#### TASK BRIEF
Give every line of the entries below as a Markdown table with the columns Row and Text, numbering each row and skipping blank lines. Leave the pictures out.

#### DATA FOR PROCESSING
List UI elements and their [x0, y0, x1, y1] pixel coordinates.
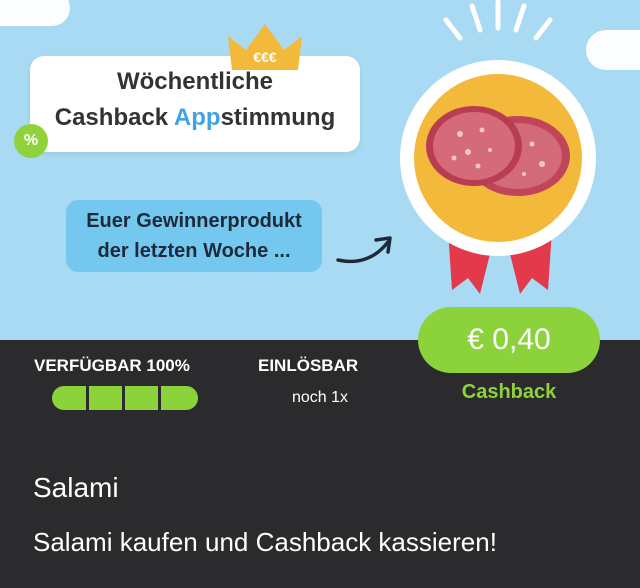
salami-product-image	[426, 106, 570, 196]
redeemable-label: EINLÖSBAR	[258, 356, 359, 375]
arrow-icon	[336, 236, 392, 264]
weekly-vote-title: Wöchentliche Cashback Appstimmung	[30, 56, 360, 152]
progress-segment-divider	[122, 386, 125, 410]
percent-badge-icon: %	[14, 124, 48, 158]
progress-segment-divider	[86, 386, 89, 410]
svg-text:€€€: €€€	[253, 49, 277, 65]
availability-label: VERFÜGBAR 100%	[34, 356, 190, 375]
promo-banner: Wöchentliche Cashback Appstimmung €€€ % …	[0, 0, 640, 340]
cashback-amount-badge[interactable]: € 0,40	[418, 307, 600, 373]
title-line-1: Wöchentliche	[116, 68, 273, 95]
crown-icon: €€€	[228, 24, 302, 70]
winner-line-2: der letzten Woche ...	[97, 240, 291, 262]
winner-line-1: Euer Gewinnerprodukt	[86, 210, 302, 232]
redeemable-value: noch 1x	[291, 389, 349, 406]
cashback-label: Cashback	[461, 381, 557, 403]
title-line-2: Cashback Appstimmung	[54, 104, 336, 131]
progress-segment-divider	[158, 386, 161, 410]
cloud-decoration	[586, 30, 640, 70]
product-description: Salami kaufen und Cashback kassieren!	[33, 527, 497, 557]
cashback-offer-card[interactable]: Wöchentliche Cashback Appstimmung €€€ % …	[0, 0, 640, 588]
product-name: Salami	[33, 472, 119, 503]
availability-progress-bar	[52, 386, 198, 410]
winner-label-box: Euer Gewinnerprodukt der letzten Woche .…	[66, 200, 322, 272]
cloud-decoration	[0, 0, 70, 26]
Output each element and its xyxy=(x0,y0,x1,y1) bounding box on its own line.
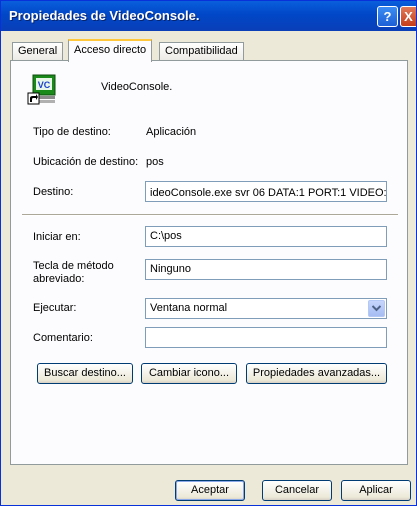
shortcut-name: VideoConsole. xyxy=(101,81,173,93)
hotkey-label-line2: abreviado: xyxy=(33,273,85,285)
run-label: Ejecutar: xyxy=(33,302,77,314)
tab-compatibilidad[interactable]: Compatibilidad xyxy=(159,42,244,60)
tab-acceso-directo[interactable]: Acceso directo xyxy=(68,39,153,62)
app-icon-text: VC xyxy=(38,80,51,90)
start-in-label: Iniciar en: xyxy=(33,231,81,243)
help-button[interactable]: ? xyxy=(377,6,398,27)
find-target-button[interactable]: Buscar destino... xyxy=(37,363,133,384)
advanced-properties-button[interactable]: Propiedades avanzadas... xyxy=(246,363,387,384)
window-title: Propiedades de VideoConsole. xyxy=(9,8,200,23)
target-input[interactable]: ideoConsole.exe svr 06 DATA:1 PORT:1 VID… xyxy=(145,181,387,202)
properties-dialog: Propiedades de VideoConsole. ? X General… xyxy=(0,0,417,506)
chevron-down-icon[interactable] xyxy=(368,300,385,317)
separator xyxy=(22,214,398,216)
target-location-label: Ubicación de destino: xyxy=(33,156,139,168)
hotkey-label-line1: Tecla de método xyxy=(33,260,114,272)
apply-button[interactable]: Aplicar xyxy=(341,480,411,501)
videoconsole-app-icon: VC xyxy=(27,73,57,105)
start-in-input[interactable]: C:\pos xyxy=(145,226,387,247)
hotkey-input[interactable]: Ninguno xyxy=(145,259,387,280)
target-input-text: ideoConsole.exe svr 06 DATA:1 PORT:1 VID… xyxy=(150,187,387,199)
target-label: Destino: xyxy=(33,186,74,198)
change-icon-button[interactable]: Cambiar icono... xyxy=(141,363,237,384)
target-type-label: Tipo de destino: xyxy=(33,126,111,138)
run-select-value: Ventana normal xyxy=(150,302,228,314)
ok-button[interactable]: Aceptar xyxy=(175,480,245,501)
run-select[interactable]: Ventana normal xyxy=(145,298,387,319)
comment-input[interactable] xyxy=(145,327,387,348)
close-button[interactable]: X xyxy=(400,6,416,27)
cancel-button[interactable]: Cancelar xyxy=(262,480,332,501)
title-bar[interactable]: Propiedades de VideoConsole. ? X xyxy=(1,1,416,31)
target-type-value: Aplicación xyxy=(146,126,197,138)
comment-label: Comentario: xyxy=(33,332,93,344)
target-location-value: pos xyxy=(146,156,164,168)
tab-general[interactable]: General xyxy=(12,42,64,60)
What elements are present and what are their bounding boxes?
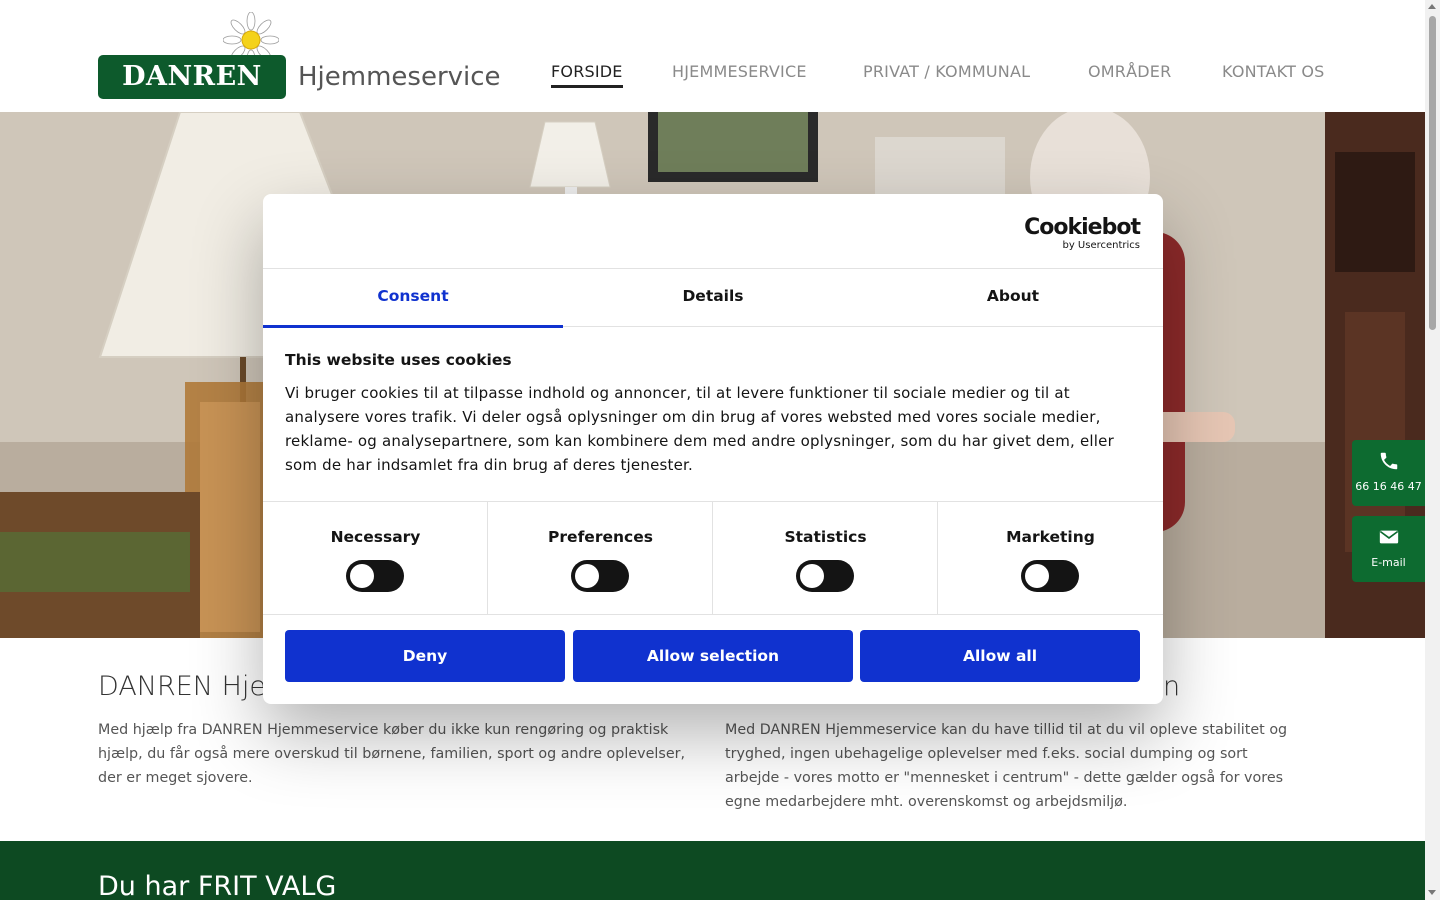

#### THE COMPLETED TASK
| Row | Text |
|---|---|
| 1 | List UI elements and their [x0, y0, x1, y1] pixel coordinates. |
| 2 | salami-product-image	[426, 106, 570, 196] |
| 3 | redeemable-label: EINLÖSBAR	[258, 356, 359, 375] |
| 4 | arrow-icon	[336, 236, 392, 264] |
| 5 | weekly-vote-title: Wöchentliche Cashback Appstimmung	[30, 56, 360, 152] |
| 6 | progress-segment-divider	[122, 386, 125, 410] |
| 7 | percent-badge-icon: %	[14, 124, 48, 158] |
| 8 | progress-segment-divider	[86, 386, 89, 410] |
| 9 | svg-text:€€€: €€€	[253, 49, 277, 65] |
| 10 | availability-label: VERFÜGBAR 100%	[34, 356, 190, 375] |
| 11 | promo-banner: Wöchentliche Cashback Appstimmung €€€ % …	[0, 0, 640, 340] |
| 12 | cashback-amount-badge[interactable]: € 0,40	[418, 307, 600, 373] |
| 13 | title-line-1: Wöchentliche	[116, 68, 273, 95] |
| 14 | crown-icon: €€€	[228, 24, 302, 70] |
| 15 | winner-line-2: der letzten Woche ...	[97, 240, 291, 262] |
| 16 | winner-line-1: Euer Gewinnerprodukt	[86, 210, 302, 232] |
| 17 | redeemable-value: noch 1x	[291, 389, 349, 406] |
| 18 | cashback-label: Cashback	[461, 381, 557, 403] |
| 19 | title-line-2: Cashback Appstimmung	[54, 104, 336, 131] |
| 20 | progress-segment-divider	[158, 386, 161, 410] |
| 21 | cloud-decoration	[586, 30, 640, 70] |
| 22 | product-description: Salami kaufen und Cashback kassieren!	[33, 527, 497, 557] |
| 23 | cashback-offer-card[interactable]: Wöchentliche Cashback Appstimmung €€€ % …	[0, 0, 640, 588] |
| 24 | product-name: Salami	[33, 472, 119, 503] |
| 25 | availability-progress-bar	[52, 386, 198, 410] |
| 26 | winner-label-box: Euer Gewinnerprodukt der letzten Woche .…	[66, 200, 322, 272] |
| 27 | cloud-decoration	[0, 0, 70, 26] |
| 28 | Output each element and its xyxy=(x0,y0,x1,y1) bounding box on its own line. |
| 29 | shortcut-name: VideoConsole. xyxy=(101,81,173,93) |
| 30 | hotkey-label-line2: abreviado: xyxy=(33,273,85,285) |
| 31 | run-label: Ejecutar: xyxy=(33,302,77,314) |
| 32 | tab-compatibilidad[interactable]: Compatibilidad xyxy=(159,42,244,60) |
| 33 | tab-acceso-directo[interactable]: Acceso directo xyxy=(68,39,153,62) |
| 34 | app-icon-text: VC xyxy=(38,80,51,90) |
| 35 | start-in-label: Iniciar en: xyxy=(33,231,81,243) |
| 36 | help-button[interactable]: ? xyxy=(377,6,398,27) |
| 37 | find-target-button[interactable]: Buscar destino... xyxy=(37,363,133,384) |
| 38 | advanced-properties-button[interactable]: Propiedades avanzadas... xyxy=(246,363,387,384) |
| 39 | window-title: Propiedades de VideoConsole. xyxy=(9,8,200,23) |
| 40 | target-input[interactable]: ideoConsole.exe svr 06 DATA:1 PORT:1 VID… xyxy=(145,181,387,202) |
| 41 | properties-dialog: Propiedades de VideoConsole. ? X General… xyxy=(0,0,417,506) |
| 42 | chevron-down-icon[interactable] xyxy=(368,300,385,317) |
| 43 | separator xyxy=(22,214,398,216) |
| 44 | target-location-label: Ubicación de destino: xyxy=(33,156,139,168) |
| 45 | hotkey-label-line1: Tecla de método xyxy=(33,260,114,272) |
| 46 | apply-button[interactable]: Aplicar xyxy=(341,480,411,501) |
| 47 | videoconsole-app-icon: VC xyxy=(27,73,57,105) |
| 48 | start-in-input[interactable]: C:\pos xyxy=(145,226,387,247) |
| 49 | hotkey-input[interactable]: Ninguno xyxy=(145,259,387,280) |
| 50 | target-input-text: ideoConsole.exe svr 06 DATA:1 PORT:1 VID… xyxy=(150,187,387,199) |
| 51 | target-label: Destino: xyxy=(33,186,74,198) |
| 52 | change-icon-button[interactable]: Cambiar icono... xyxy=(141,363,237,384) |
| 53 | target-type-label: Tipo de destino: xyxy=(33,126,111,138) |
| 54 | run-select-value: Ventana normal xyxy=(150,302,228,314) |
| 55 | ok-button[interactable]: Aceptar xyxy=(175,480,245,501) |
| 56 | run-select[interactable]: Ventana normal xyxy=(145,298,387,319) |
| 57 | comment-input[interactable] xyxy=(145,327,387,348) |
| 58 | close-button[interactable]: X xyxy=(400,6,416,27) |
| 59 | cancel-button[interactable]: Cancelar xyxy=(262,480,332,501) |
| 60 | title-bar[interactable]: Propiedades de VideoConsole. ? X xyxy=(1,1,416,31) |
| 61 | target-type-value: Aplicación xyxy=(146,126,197,138) |
| 62 | comment-label: Comentario: xyxy=(33,332,93,344) |
| 63 | target-location-value: pos xyxy=(146,156,164,168) |
| 64 | tab-general[interactable]: General xyxy=(12,42,64,60) |
| 65 | What elements are present and what are their bounding boxes? |